<<<<
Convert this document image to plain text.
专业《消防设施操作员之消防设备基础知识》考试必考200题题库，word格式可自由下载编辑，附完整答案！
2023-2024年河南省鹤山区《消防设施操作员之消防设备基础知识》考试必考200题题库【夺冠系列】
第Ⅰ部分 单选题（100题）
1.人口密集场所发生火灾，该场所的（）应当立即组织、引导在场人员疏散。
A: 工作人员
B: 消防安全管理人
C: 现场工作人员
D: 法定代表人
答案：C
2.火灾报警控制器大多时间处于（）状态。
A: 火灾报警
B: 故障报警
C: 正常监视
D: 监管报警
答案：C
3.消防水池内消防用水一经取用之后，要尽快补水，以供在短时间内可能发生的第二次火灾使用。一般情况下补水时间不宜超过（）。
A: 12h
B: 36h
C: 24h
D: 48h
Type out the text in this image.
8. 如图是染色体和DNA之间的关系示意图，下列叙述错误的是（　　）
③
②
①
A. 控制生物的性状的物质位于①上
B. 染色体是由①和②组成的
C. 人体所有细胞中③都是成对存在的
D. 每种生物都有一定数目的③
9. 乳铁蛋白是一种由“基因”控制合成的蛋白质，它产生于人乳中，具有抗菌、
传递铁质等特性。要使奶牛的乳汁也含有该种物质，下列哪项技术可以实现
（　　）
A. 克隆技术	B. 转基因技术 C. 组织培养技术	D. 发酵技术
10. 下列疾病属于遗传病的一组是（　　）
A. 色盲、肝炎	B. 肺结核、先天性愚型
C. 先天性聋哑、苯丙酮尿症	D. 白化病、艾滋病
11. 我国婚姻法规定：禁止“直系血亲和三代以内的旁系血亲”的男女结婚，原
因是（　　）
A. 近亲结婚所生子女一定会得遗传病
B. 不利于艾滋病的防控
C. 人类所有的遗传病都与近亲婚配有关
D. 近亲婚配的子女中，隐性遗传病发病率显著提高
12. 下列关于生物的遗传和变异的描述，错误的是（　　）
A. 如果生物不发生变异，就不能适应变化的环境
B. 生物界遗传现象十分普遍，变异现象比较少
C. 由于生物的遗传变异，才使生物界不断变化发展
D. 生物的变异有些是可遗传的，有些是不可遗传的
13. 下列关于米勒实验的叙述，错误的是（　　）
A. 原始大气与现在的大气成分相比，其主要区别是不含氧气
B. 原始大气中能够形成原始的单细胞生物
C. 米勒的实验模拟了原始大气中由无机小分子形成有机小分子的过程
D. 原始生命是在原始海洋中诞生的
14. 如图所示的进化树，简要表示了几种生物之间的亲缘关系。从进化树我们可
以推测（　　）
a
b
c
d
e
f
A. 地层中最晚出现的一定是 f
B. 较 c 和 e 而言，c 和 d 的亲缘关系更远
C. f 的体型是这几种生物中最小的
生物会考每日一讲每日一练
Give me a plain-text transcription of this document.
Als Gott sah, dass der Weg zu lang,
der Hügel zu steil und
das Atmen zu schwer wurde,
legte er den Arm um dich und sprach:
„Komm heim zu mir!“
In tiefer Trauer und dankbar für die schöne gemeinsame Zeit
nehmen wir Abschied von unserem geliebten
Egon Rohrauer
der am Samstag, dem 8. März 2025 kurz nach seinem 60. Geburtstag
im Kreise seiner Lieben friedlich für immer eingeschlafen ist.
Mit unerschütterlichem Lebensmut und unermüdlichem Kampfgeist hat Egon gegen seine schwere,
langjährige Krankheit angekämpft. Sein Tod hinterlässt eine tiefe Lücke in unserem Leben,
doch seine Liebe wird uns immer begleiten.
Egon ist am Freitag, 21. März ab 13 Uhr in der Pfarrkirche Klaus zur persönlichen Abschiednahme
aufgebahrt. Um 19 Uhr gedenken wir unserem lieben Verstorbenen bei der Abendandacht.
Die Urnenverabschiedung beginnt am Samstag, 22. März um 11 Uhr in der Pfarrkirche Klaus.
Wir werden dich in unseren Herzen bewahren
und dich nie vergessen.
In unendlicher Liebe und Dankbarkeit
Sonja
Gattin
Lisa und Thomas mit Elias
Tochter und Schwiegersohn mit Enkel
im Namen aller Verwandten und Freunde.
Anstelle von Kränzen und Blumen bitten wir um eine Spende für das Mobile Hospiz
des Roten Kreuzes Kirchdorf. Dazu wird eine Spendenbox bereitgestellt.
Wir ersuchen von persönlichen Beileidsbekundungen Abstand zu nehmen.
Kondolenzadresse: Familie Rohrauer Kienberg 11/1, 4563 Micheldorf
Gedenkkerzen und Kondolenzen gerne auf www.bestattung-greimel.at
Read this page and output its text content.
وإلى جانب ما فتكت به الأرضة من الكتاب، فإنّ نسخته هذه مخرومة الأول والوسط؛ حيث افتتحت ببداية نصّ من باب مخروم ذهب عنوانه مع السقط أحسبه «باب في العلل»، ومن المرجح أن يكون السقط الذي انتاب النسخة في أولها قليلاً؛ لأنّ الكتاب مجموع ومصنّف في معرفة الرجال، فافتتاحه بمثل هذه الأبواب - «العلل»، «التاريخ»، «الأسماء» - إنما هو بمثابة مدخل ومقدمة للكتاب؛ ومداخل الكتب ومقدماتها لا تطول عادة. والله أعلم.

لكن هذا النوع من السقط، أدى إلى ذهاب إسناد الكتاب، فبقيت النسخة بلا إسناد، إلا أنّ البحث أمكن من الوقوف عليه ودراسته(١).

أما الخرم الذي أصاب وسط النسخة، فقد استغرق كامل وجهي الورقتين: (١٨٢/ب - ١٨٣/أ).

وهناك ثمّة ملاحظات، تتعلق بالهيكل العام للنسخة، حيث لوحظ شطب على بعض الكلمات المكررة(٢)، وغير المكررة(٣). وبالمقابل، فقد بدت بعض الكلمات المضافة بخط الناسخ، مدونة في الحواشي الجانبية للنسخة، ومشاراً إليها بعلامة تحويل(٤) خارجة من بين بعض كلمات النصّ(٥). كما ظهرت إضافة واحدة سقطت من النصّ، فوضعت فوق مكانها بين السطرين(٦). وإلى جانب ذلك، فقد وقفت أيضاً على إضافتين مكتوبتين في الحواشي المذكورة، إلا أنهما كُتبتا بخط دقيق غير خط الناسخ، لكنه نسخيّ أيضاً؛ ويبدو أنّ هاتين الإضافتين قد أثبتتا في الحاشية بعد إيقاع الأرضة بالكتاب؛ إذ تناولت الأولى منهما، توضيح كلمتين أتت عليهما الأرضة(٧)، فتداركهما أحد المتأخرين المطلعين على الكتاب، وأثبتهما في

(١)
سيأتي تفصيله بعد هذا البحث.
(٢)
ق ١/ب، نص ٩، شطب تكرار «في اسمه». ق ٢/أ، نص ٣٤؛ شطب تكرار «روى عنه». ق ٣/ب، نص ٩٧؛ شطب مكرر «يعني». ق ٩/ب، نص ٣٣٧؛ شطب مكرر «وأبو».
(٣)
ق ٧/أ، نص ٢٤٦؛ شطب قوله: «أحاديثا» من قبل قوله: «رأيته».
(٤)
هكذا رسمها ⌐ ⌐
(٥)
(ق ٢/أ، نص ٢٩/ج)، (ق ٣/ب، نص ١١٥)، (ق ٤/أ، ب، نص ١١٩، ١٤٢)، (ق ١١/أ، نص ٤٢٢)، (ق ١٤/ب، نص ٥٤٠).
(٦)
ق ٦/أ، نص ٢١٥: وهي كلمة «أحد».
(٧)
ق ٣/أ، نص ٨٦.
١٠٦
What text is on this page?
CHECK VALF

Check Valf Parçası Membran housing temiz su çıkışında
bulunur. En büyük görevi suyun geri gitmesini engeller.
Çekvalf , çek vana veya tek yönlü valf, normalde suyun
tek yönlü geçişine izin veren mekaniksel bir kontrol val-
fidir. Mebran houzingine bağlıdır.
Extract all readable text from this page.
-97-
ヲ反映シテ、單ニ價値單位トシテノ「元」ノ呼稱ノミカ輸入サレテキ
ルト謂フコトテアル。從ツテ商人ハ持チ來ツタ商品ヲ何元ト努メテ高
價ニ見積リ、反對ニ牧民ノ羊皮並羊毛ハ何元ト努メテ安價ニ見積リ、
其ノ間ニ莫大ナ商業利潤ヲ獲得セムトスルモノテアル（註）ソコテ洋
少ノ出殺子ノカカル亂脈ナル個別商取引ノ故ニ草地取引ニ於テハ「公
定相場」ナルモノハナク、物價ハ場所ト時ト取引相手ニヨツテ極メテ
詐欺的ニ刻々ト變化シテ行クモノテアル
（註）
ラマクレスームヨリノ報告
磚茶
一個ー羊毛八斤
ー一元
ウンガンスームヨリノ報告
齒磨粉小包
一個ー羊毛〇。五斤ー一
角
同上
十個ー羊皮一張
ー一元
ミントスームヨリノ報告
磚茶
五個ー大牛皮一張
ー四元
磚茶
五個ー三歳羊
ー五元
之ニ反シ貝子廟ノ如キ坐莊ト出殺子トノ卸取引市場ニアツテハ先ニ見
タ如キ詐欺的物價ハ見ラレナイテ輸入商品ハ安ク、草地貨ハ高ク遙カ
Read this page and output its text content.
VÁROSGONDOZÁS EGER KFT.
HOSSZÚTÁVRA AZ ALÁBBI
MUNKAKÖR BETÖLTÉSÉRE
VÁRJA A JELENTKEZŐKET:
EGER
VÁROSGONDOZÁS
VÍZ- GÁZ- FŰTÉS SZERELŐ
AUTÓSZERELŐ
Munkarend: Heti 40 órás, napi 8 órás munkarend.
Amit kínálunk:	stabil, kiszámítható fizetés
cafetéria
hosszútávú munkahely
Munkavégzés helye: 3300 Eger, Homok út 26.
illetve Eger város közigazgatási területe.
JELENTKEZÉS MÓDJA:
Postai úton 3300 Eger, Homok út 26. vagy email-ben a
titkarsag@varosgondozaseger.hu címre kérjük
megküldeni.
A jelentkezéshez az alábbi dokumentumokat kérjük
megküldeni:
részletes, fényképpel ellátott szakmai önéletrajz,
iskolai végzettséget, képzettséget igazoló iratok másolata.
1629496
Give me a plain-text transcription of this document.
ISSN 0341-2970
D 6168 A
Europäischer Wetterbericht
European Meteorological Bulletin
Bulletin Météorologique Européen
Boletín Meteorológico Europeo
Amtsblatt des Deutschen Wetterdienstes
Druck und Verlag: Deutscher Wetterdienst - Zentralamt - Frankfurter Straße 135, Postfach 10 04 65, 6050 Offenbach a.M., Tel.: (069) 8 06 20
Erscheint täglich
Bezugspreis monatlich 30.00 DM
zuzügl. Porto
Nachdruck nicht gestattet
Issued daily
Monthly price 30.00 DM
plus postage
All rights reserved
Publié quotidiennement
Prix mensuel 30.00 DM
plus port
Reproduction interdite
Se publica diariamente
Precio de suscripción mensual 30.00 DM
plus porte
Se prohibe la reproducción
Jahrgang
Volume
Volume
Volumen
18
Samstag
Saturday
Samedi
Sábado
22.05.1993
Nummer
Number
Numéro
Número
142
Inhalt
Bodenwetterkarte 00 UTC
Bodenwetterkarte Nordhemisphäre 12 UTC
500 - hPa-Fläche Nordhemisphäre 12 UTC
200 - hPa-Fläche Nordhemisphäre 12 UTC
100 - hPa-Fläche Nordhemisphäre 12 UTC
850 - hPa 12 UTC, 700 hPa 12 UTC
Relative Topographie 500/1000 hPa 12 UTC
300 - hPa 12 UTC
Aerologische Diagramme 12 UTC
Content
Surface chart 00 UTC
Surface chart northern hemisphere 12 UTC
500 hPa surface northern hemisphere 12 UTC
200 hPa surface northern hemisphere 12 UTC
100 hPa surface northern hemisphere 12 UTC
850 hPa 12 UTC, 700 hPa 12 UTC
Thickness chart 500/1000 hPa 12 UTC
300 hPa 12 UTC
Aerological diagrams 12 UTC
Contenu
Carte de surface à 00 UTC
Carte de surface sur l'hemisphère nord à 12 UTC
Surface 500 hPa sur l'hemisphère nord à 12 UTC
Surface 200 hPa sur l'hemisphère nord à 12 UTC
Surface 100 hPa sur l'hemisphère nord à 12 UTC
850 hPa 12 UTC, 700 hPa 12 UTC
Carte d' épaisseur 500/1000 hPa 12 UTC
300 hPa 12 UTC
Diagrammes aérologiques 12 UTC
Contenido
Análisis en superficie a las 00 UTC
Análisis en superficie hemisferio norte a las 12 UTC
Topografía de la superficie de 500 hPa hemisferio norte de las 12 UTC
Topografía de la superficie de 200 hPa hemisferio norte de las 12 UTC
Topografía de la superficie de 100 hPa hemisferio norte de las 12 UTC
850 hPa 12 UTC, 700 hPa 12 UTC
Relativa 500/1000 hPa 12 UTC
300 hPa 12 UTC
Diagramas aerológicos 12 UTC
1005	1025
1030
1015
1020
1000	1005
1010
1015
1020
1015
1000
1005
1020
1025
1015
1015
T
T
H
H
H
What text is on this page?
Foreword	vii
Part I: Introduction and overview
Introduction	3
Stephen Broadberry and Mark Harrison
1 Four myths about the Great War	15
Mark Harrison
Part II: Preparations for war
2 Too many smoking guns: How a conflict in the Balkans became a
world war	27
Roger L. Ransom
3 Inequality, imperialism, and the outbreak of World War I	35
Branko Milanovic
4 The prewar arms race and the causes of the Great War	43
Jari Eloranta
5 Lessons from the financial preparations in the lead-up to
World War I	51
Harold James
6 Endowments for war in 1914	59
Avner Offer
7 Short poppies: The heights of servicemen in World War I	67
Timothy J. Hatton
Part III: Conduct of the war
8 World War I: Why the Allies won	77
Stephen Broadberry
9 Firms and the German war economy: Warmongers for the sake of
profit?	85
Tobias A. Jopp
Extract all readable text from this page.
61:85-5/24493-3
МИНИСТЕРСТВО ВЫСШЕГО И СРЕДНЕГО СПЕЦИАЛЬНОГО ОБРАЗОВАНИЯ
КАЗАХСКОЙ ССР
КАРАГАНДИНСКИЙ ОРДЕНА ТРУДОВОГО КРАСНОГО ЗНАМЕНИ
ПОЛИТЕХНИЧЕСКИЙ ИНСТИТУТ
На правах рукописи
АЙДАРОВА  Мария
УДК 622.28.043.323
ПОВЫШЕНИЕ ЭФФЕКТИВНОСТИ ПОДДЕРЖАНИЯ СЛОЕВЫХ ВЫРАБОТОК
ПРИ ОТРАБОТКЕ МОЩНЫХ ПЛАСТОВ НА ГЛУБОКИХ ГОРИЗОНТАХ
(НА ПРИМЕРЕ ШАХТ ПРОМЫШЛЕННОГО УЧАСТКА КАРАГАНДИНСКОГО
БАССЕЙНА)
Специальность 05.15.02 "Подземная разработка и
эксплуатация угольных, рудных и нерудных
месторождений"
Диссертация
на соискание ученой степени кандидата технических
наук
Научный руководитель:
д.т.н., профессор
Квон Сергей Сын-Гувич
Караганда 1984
>>>>
• _YOUR INSTRUCTIONS_: Using the entries above, return each line in which the word "Broadberry" occurs.

• _TASK OUTPUT_:
Stephen Broadberry and Mark Harrison
Stephen Broadberry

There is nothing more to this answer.